SHORT EXERCISE:
Output the records exactly. Include every line.

* begin DATASET CONTENT *

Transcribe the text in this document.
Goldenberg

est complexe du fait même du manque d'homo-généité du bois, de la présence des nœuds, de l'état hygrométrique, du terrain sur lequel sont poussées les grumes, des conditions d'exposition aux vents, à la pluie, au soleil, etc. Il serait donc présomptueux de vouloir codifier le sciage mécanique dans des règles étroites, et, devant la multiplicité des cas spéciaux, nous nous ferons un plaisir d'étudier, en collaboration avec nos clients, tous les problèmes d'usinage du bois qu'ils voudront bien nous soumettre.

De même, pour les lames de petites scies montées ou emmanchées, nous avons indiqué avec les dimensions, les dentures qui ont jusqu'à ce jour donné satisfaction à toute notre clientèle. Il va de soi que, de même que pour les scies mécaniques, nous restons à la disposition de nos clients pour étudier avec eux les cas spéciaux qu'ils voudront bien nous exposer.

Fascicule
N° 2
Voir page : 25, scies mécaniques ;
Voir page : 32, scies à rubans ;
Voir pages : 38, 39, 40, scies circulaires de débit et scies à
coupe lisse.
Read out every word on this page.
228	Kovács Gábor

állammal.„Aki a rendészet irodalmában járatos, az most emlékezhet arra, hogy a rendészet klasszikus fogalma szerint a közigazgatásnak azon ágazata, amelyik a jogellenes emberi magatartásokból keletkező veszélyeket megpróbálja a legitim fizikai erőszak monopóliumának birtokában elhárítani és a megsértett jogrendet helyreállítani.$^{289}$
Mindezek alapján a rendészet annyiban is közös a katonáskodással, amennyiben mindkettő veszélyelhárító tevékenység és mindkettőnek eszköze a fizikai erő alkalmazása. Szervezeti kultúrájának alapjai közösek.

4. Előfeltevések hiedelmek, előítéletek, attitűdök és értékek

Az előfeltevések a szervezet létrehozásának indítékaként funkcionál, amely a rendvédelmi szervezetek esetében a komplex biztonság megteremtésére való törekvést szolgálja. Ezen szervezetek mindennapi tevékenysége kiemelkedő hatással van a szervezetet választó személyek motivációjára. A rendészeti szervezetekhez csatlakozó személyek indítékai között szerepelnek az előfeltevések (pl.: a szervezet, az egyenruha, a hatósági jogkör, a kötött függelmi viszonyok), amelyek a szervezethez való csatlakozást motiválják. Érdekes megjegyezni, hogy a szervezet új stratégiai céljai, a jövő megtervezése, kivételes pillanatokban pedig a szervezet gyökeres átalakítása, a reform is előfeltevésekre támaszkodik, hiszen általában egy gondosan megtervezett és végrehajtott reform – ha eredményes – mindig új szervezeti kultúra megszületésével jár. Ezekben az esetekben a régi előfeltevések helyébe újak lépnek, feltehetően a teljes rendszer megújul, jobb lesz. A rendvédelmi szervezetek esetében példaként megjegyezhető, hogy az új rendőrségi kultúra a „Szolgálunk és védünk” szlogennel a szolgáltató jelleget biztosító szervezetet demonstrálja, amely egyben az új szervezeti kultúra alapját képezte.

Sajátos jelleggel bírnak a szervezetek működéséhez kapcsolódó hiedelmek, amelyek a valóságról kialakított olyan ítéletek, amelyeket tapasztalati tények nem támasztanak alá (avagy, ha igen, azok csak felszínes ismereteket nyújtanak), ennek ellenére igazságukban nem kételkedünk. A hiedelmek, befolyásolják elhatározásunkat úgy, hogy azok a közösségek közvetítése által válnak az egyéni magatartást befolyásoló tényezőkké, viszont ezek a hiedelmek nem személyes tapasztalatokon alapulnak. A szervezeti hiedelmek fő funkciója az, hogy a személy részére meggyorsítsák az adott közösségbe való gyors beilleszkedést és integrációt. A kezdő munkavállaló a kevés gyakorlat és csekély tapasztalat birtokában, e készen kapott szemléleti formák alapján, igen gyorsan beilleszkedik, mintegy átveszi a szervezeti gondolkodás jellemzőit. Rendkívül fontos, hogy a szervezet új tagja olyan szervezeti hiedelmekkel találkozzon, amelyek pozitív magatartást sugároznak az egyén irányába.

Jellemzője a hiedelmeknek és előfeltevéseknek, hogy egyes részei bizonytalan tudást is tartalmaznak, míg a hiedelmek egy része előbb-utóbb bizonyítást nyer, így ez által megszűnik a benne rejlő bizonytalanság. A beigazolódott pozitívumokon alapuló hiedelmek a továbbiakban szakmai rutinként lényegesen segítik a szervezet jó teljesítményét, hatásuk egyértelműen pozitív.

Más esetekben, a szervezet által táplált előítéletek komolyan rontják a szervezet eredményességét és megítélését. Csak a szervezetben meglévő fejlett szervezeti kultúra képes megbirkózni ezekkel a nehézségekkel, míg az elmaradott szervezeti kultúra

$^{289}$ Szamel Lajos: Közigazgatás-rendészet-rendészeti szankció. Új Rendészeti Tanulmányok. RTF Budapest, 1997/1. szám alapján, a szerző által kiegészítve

* end DATASET CONTENT *

SOLUTION BELOW:
Transcribe the text in this document.
Goldenberg

est complexe du fait même du manque d'homo-généité du bois, de la présence des nœuds, de l'état hygrométrique, du terrain sur lequel sont poussées les grumes, des conditions d'exposition aux vents, à la pluie, au soleil, etc. Il serait donc présomptueux de vouloir codifier le sciage mécanique dans des règles étroites, et, devant la multiplicité des cas spéciaux, nous nous ferons un plaisir d'étudier, en collaboration avec nos clients, tous les problèmes d'usinage du bois qu'ils voudront bien nous soumettre.

De même, pour les lames de petites scies montées ou emmanchées, nous avons indiqué avec les dimensions, les dentures qui ont jusqu'à ce jour donné satisfaction à toute notre clientèle. Il va de soi que, de même que pour les scies mécaniques, nous restons à la disposition de nos clients pour étudier avec eux les cas spéciaux qu'ils voudront bien nous exposer.

Fascicule
N° 2
Voir page : 25, scies mécaniques ;
Voir page : 32, scies à rubans ;
Voir pages : 38, 39, 40, scies circulaires de débit et scies à
coupe lisse.
Read out every word on this page.
228	Kovács Gábor

állammal.„Aki a rendészet irodalmában járatos, az most emlékezhet arra, hogy a rendészet klasszikus fogalma szerint a közigazgatásnak azon ágazata, amelyik a jogellenes emberi magatartásokból keletkező veszélyeket megpróbálja a legitim fizikai erőszak monopóliumának birtokában elhárítani és a megsértett jogrendet helyreállítani.$^{289}$
Mindezek alapján a rendészet annyiban is közös a katonáskodással, amennyiben mindkettő veszélyelhárító tevékenység és mindkettőnek eszköze a fizikai erő alkalmazása. Szervezeti kultúrájának alapjai közösek.

4. Előfeltevések hiedelmek, előítéletek, attitűdök és értékek

Az előfeltevések a szervezet létrehozásának indítékaként funkcionál, amely a rendvédelmi szervezetek esetében a komplex biztonság megteremtésére való törekvést szolgálja. Ezen szervezetek mindennapi tevékenysége kiemelkedő hatással van a szervezetet választó személyek motivációjára. A rendészeti szervezetekhez csatlakozó személyek indítékai között szerepelnek az előfeltevések (pl.: a szervezet, az egyenruha, a hatósági jogkör, a kötött függelmi viszonyok), amelyek a szervezethez való csatlakozást motiválják. Érdekes megjegyezni, hogy a szervezet új stratégiai céljai, a jövő megtervezése, kivételes pillanatokban pedig a szervezet gyökeres átalakítása, a reform is előfeltevésekre támaszkodik, hiszen általában egy gondosan megtervezett és végrehajtott reform – ha eredményes – mindig új szervezeti kultúra megszületésével jár. Ezekben az esetekben a régi előfeltevések helyébe újak lépnek, feltehetően a teljes rendszer megújul, jobb lesz. A rendvédelmi szervezetek esetében példaként megjegyezhető, hogy az új rendőrségi kultúra a „Szolgálunk és védünk” szlogennel a szolgáltató jelleget biztosító szervezetet demonstrálja, amely egyben az új szervezeti kultúra alapját képezte.

Sajátos jelleggel bírnak a szervezetek működéséhez kapcsolódó hiedelmek, amelyek a valóságról kialakított olyan ítéletek, amelyeket tapasztalati tények nem támasztanak alá (avagy, ha igen, azok csak felszínes ismereteket nyújtanak), ennek ellenére igazságukban nem kételkedünk. A hiedelmek, befolyásolják elhatározásunkat úgy, hogy azok a közösségek közvetítése által válnak az egyéni magatartást befolyásoló tényezőkké, viszont ezek a hiedelmek nem személyes tapasztalatokon alapulnak. A szervezeti hiedelmek fő funkciója az, hogy a személy részére meggyorsítsák az adott közösségbe való gyors beilleszkedést és integrációt. A kezdő munkavállaló a kevés gyakorlat és csekély tapasztalat birtokában, e készen kapott szemléleti formák alapján, igen gyorsan beilleszkedik, mintegy átveszi a szervezeti gondolkodás jellemzőit. Rendkívül fontos, hogy a szervezet új tagja olyan szervezeti hiedelmekkel találkozzon, amelyek pozitív magatartást sugároznak az egyén irányába.

Jellemzője a hiedelmeknek és előfeltevéseknek, hogy egyes részei bizonytalan tudást is tartalmaznak, míg a hiedelmek egy része előbb-utóbb bizonyítást nyer, így ez által megszűnik a benne rejlő bizonytalanság. A beigazolódott pozitívumokon alapuló hiedelmek a továbbiakban szakmai rutinként lényegesen segítik a szervezet jó teljesítményét, hatásuk egyértelműen pozitív.

Más esetekben, a szervezet által táplált előítéletek komolyan rontják a szervezet eredményességét és megítélését. Csak a szervezetben meglévő fejlett szervezeti kultúra képes megbirkózni ezekkel a nehézségekkel, míg az elmaradott szervezeti kultúra

$^{289}$ Szamel Lajos: Közigazgatás-rendészet-rendészeti szankció. Új Rendészeti Tanulmányok. RTF Budapest, 1997/1. szám alapján, a szerző által kiegészítve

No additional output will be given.